▶ [THE PROBLEM]: Each line that holds the word "Show" counts once; give the total for the records below and nothing else.
_ _ _
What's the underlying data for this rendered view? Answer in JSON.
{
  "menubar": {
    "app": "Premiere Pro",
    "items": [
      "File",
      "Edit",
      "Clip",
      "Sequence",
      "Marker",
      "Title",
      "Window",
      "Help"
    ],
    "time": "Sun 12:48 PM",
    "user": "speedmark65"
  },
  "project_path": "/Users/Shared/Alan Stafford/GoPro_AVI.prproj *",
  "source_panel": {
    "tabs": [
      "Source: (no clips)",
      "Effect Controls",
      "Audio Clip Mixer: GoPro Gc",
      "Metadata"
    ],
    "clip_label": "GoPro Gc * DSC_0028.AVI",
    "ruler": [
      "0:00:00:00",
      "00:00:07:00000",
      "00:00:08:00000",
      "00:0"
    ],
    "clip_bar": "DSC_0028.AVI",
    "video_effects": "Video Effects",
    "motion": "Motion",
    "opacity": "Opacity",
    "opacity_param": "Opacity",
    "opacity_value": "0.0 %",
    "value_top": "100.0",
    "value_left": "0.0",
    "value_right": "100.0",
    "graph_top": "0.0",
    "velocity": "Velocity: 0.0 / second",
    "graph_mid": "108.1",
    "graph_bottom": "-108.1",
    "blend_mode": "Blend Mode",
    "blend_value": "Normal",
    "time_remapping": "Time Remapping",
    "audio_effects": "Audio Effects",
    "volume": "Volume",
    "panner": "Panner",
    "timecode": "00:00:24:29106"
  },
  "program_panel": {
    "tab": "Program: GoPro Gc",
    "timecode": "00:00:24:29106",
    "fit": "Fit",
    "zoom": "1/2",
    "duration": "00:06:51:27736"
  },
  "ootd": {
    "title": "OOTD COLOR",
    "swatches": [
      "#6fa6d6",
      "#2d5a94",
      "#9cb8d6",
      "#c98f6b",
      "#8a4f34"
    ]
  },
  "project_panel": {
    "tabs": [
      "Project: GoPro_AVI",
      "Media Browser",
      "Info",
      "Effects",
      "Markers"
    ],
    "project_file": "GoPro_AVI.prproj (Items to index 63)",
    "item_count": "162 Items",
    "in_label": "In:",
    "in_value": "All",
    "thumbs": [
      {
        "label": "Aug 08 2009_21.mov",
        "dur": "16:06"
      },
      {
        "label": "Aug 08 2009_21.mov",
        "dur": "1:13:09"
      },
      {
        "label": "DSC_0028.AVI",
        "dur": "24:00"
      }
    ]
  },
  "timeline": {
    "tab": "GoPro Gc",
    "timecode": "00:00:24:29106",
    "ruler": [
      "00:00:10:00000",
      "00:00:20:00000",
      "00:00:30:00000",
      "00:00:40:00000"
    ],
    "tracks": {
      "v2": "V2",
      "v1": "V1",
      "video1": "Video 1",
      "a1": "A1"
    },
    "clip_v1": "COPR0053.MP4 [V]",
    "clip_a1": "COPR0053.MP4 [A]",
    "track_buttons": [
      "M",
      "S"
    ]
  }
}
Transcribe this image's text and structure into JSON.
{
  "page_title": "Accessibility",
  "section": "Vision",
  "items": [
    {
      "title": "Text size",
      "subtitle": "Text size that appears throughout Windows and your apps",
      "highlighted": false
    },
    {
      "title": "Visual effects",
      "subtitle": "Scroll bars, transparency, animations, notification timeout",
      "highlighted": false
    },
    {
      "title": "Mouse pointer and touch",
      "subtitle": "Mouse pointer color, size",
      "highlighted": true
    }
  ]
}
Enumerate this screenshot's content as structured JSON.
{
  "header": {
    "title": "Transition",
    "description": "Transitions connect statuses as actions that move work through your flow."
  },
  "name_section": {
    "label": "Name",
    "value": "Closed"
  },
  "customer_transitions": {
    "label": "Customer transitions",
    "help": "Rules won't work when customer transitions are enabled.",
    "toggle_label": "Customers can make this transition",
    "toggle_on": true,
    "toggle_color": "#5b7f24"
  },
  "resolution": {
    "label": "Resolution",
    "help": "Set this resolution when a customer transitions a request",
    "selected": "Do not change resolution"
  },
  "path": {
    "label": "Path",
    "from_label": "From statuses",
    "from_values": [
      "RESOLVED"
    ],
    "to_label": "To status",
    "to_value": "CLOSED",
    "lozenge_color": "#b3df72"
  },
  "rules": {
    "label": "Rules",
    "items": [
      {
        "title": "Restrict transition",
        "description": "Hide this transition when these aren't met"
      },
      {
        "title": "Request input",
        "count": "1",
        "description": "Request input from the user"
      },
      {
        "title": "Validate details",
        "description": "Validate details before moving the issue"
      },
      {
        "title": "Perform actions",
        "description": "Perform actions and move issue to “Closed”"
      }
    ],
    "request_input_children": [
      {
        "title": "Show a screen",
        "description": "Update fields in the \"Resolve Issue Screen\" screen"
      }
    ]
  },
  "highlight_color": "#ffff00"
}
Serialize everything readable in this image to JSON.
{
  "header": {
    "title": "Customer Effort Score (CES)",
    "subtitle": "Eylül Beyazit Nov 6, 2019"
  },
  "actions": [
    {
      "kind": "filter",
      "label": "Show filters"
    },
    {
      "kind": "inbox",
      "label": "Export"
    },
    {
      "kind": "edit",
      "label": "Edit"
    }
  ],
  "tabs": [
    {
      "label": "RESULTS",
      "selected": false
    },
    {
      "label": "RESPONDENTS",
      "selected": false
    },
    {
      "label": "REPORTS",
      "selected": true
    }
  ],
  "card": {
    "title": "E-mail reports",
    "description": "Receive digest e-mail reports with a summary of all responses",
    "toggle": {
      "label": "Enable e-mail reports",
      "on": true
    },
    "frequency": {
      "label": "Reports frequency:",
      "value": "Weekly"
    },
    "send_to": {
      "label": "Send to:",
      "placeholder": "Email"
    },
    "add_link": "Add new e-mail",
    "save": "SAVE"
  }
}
_ _ _
▶ [WRITTEN ANSWER]: 2